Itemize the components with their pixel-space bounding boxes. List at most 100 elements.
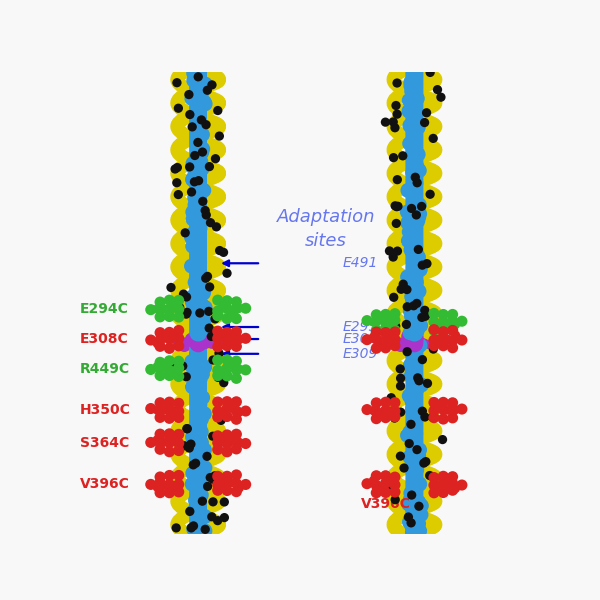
Circle shape [386,470,401,484]
Circle shape [174,418,188,432]
Circle shape [174,219,188,233]
Circle shape [403,358,418,373]
Circle shape [421,382,436,396]
Circle shape [218,333,227,342]
Circle shape [407,129,421,143]
Circle shape [190,302,207,320]
Circle shape [211,286,225,299]
Circle shape [178,80,191,94]
Circle shape [170,74,184,88]
Circle shape [191,352,206,367]
Circle shape [190,270,207,287]
Circle shape [407,433,422,448]
Circle shape [403,365,416,379]
Circle shape [190,68,207,86]
Circle shape [406,63,423,80]
Circle shape [190,353,207,370]
Circle shape [427,449,441,463]
Circle shape [425,187,439,200]
Circle shape [205,335,219,349]
Circle shape [406,239,423,257]
Circle shape [182,292,191,302]
Circle shape [393,247,402,256]
Circle shape [190,70,207,88]
Circle shape [226,402,236,412]
Circle shape [164,470,175,481]
Circle shape [173,406,184,417]
Circle shape [188,122,197,131]
Circle shape [178,479,191,493]
Circle shape [428,376,442,391]
Circle shape [371,413,382,424]
Circle shape [417,290,431,304]
Circle shape [190,378,207,395]
Circle shape [164,479,175,490]
Circle shape [193,372,208,387]
Circle shape [194,176,203,185]
Circle shape [406,266,423,284]
Circle shape [166,283,176,292]
Circle shape [178,299,191,313]
Circle shape [385,247,394,256]
Circle shape [420,305,430,315]
Circle shape [190,216,207,233]
Circle shape [182,274,196,287]
Circle shape [201,441,215,455]
Circle shape [425,280,439,294]
Circle shape [190,155,207,172]
Circle shape [164,304,175,315]
Circle shape [186,483,200,497]
Circle shape [428,134,438,143]
Circle shape [190,274,207,291]
Circle shape [428,236,442,250]
Circle shape [398,481,412,494]
Circle shape [403,61,416,74]
Circle shape [174,465,188,479]
Circle shape [457,316,467,327]
Circle shape [406,378,423,395]
Circle shape [170,164,180,173]
Circle shape [411,120,426,135]
Circle shape [428,167,442,181]
Circle shape [389,308,401,319]
Circle shape [428,72,442,86]
Circle shape [394,158,407,172]
Circle shape [369,406,378,415]
Circle shape [396,374,405,383]
Circle shape [406,182,423,199]
Circle shape [190,382,207,399]
Circle shape [447,405,458,416]
Circle shape [205,382,219,396]
Circle shape [174,289,188,303]
Circle shape [394,174,407,188]
Circle shape [155,357,166,368]
Circle shape [152,482,162,492]
Circle shape [211,71,225,85]
Circle shape [428,424,442,437]
Circle shape [190,88,207,106]
Circle shape [406,385,423,403]
Circle shape [406,128,423,145]
Circle shape [406,409,423,426]
Circle shape [209,257,223,271]
Circle shape [412,487,427,500]
Circle shape [407,508,421,522]
Circle shape [401,329,416,344]
Circle shape [417,313,427,322]
Circle shape [190,349,207,367]
Circle shape [390,313,404,326]
Circle shape [182,508,196,521]
Circle shape [170,425,184,439]
Circle shape [420,412,430,422]
Circle shape [386,331,401,346]
Circle shape [172,334,185,347]
Circle shape [407,204,416,213]
Circle shape [398,223,412,237]
Circle shape [406,306,423,323]
Circle shape [389,293,398,302]
Circle shape [190,328,207,345]
Circle shape [184,91,199,106]
Circle shape [182,176,196,190]
Circle shape [407,199,421,213]
Circle shape [190,315,207,332]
========================================================================
*Problem requirements*
Return every line of the data above verbatim, leaving out the pictures.

*Response to the exercise*
Itemize the components with their pixel-space bounding boxes. List at most 100 elements.
Circle shape [386,470,401,484]
Circle shape [174,418,188,432]
Circle shape [174,219,188,233]
Circle shape [403,358,418,373]
Circle shape [421,382,436,396]
Circle shape [218,333,227,342]
Circle shape [407,129,421,143]
Circle shape [190,302,207,320]
Circle shape [211,286,225,299]
Circle shape [178,80,191,94]
Circle shape [170,74,184,88]
Circle shape [191,352,206,367]
Circle shape [190,270,207,287]
Circle shape [407,433,422,448]
Circle shape [403,365,416,379]
Circle shape [190,68,207,86]
Circle shape [406,63,423,80]
Circle shape [190,353,207,370]
Circle shape [427,449,441,463]
Circle shape [425,187,439,200]
Circle shape [205,335,219,349]
Circle shape [406,239,423,257]
Circle shape [182,292,191,302]
Circle shape [393,247,402,256]
Circle shape [190,70,207,88]
Circle shape [226,402,236,412]
Circle shape [164,470,175,481]
Circle shape [173,406,184,417]
Circle shape [188,122,197,131]
Circle shape [178,479,191,493]
Circle shape [428,376,442,391]
Circle shape [371,413,382,424]
Circle shape [417,290,431,304]
Circle shape [190,378,207,395]
Circle shape [164,479,175,490]
Circle shape [193,372,208,387]
Circle shape [194,176,203,185]
Circle shape [406,266,423,284]
Circle shape [166,283,176,292]
Circle shape [178,299,191,313]
Circle shape [385,247,394,256]
Circle shape [420,305,430,315]
Circle shape [190,216,207,233]
Circle shape [182,274,196,287]
Circle shape [201,441,215,455]
Circle shape [425,280,439,294]
Circle shape [190,155,207,172]
Circle shape [164,304,175,315]
Circle shape [186,483,200,497]
Circle shape [428,134,438,143]
Circle shape [190,274,207,291]
Circle shape [428,236,442,250]
Circle shape [398,481,412,494]
Circle shape [403,61,416,74]
Circle shape [174,465,188,479]
Circle shape [457,316,467,327]
Circle shape [406,378,423,395]
Circle shape [170,164,180,173]
Circle shape [411,120,426,135]
Circle shape [428,167,442,181]
Circle shape [389,308,401,319]
Circle shape [428,72,442,86]
Circle shape [394,158,407,172]
Circle shape [369,406,378,415]
Circle shape [396,374,405,383]
Circle shape [406,182,423,199]
Circle shape [190,382,207,399]
Circle shape [447,405,458,416]
Circle shape [205,382,219,396]
Circle shape [174,289,188,303]
Circle shape [394,174,407,188]
Circle shape [155,357,166,368]
Circle shape [152,482,162,492]
Circle shape [211,71,225,85]
Circle shape [428,424,442,437]
Circle shape [190,88,207,106]
Circle shape [406,385,423,403]
Circle shape [406,128,423,145]
Circle shape [406,409,423,426]
Circle shape [209,257,223,271]
Circle shape [412,487,427,500]
Circle shape [407,508,421,522]
Circle shape [401,329,416,344]
Circle shape [417,313,427,322]
Circle shape [190,349,207,367]
Circle shape [390,313,404,326]
Circle shape [182,508,196,521]
Circle shape [170,425,184,439]
Circle shape [420,412,430,422]
Circle shape [386,331,401,346]
Circle shape [172,334,185,347]
Circle shape [407,204,416,213]
Circle shape [398,223,412,237]
Circle shape [406,306,423,323]
Circle shape [389,293,398,302]
Circle shape [190,328,207,345]
Circle shape [184,91,199,106]
Circle shape [182,176,196,190]
Circle shape [407,199,421,213]
Circle shape [190,315,207,332]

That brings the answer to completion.